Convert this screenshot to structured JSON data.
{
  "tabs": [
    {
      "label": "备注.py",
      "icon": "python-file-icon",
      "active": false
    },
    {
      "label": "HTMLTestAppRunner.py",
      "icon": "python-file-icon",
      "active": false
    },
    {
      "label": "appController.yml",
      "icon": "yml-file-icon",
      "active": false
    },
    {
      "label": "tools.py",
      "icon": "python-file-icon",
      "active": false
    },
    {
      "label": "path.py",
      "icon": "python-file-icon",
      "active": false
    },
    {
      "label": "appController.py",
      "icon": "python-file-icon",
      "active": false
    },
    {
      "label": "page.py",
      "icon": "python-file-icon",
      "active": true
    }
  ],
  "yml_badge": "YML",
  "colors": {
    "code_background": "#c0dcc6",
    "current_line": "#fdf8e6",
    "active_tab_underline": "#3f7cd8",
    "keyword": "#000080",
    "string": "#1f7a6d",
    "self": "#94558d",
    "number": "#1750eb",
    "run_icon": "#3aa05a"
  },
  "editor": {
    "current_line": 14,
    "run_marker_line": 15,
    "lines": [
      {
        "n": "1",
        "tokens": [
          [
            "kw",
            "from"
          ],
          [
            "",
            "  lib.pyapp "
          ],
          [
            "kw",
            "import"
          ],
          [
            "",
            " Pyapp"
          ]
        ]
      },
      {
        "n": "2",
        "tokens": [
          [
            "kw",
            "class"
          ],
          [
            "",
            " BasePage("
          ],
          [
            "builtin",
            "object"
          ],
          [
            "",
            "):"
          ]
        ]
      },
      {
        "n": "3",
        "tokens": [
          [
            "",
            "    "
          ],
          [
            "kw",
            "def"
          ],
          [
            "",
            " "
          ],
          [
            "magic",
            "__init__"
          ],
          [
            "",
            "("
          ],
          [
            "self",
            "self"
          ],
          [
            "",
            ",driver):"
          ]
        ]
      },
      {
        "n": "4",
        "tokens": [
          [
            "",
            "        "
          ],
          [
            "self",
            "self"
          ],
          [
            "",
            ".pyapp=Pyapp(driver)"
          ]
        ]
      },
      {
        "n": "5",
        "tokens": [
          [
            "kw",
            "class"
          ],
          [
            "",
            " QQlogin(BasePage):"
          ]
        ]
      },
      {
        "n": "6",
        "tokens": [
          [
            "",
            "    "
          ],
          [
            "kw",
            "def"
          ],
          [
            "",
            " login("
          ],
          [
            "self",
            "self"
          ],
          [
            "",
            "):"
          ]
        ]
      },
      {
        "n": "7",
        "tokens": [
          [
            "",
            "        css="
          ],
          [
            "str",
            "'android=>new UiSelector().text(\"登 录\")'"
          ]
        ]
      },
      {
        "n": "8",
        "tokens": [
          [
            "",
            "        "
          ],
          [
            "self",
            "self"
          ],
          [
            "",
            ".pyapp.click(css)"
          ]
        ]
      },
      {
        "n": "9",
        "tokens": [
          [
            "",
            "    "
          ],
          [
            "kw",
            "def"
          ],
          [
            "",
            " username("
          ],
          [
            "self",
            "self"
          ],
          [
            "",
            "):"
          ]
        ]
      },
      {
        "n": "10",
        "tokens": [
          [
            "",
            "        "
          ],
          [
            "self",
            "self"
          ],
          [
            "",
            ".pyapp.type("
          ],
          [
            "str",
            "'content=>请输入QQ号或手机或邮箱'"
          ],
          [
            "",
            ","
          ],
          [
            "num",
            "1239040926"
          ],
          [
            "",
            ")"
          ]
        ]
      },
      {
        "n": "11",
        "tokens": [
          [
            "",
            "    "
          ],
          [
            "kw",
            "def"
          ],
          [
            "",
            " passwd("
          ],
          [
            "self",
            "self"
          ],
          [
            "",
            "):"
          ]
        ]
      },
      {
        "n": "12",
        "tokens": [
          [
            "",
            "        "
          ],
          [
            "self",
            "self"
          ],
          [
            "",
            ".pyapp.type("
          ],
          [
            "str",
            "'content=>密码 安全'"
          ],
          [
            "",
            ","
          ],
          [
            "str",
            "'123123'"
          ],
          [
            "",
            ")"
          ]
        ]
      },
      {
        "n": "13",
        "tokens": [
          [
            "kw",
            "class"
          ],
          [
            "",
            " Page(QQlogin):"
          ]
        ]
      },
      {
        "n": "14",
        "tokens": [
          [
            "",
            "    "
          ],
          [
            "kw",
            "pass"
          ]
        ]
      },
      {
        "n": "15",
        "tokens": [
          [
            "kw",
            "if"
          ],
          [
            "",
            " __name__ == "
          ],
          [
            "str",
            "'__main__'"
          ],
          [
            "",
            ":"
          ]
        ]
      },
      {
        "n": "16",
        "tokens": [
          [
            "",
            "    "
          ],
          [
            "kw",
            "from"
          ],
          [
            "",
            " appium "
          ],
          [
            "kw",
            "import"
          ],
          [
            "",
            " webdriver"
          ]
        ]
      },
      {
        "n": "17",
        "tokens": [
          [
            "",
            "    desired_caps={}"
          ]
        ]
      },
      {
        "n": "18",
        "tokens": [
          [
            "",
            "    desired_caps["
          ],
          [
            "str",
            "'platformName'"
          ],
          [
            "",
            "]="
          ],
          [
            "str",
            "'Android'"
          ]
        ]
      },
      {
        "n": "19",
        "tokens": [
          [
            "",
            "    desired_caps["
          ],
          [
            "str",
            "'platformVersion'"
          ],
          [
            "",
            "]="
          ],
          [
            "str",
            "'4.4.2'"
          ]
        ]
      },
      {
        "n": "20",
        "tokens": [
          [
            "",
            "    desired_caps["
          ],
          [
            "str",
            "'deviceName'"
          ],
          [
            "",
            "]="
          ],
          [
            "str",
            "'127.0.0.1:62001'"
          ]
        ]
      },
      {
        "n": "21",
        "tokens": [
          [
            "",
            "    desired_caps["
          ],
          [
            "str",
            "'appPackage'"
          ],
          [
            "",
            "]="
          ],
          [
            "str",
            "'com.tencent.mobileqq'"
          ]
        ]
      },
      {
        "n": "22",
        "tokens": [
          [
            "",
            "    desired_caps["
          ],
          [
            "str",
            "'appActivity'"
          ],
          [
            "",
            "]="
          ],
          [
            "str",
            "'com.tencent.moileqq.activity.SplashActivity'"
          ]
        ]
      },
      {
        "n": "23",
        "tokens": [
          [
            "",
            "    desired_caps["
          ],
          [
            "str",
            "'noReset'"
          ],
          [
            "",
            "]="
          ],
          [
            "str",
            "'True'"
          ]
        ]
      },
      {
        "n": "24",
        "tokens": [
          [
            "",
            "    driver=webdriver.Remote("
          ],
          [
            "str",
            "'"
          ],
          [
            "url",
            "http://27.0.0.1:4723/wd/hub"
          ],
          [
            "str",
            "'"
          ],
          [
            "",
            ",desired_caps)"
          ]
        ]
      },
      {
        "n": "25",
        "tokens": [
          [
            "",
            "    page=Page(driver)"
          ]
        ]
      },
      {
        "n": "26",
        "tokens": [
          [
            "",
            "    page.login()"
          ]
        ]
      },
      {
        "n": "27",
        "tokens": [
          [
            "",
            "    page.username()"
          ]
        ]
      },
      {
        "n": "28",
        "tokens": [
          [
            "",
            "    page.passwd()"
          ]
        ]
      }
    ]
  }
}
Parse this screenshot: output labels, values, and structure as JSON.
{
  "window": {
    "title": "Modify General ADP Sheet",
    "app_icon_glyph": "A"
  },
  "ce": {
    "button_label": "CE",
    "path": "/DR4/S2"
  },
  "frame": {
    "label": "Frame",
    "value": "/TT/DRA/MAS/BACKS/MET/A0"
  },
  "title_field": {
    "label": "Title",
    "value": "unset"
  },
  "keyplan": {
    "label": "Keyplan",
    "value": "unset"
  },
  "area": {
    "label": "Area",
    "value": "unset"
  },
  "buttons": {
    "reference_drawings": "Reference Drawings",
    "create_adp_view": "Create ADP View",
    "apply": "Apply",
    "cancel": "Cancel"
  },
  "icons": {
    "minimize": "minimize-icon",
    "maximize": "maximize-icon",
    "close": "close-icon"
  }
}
☆ ☆ ☆ ☆
Pick out the lines above containing the word "webdriver", then copy them.

--- Worked solution ---
            " webdriver"
            "    driver=webdriver.Remote("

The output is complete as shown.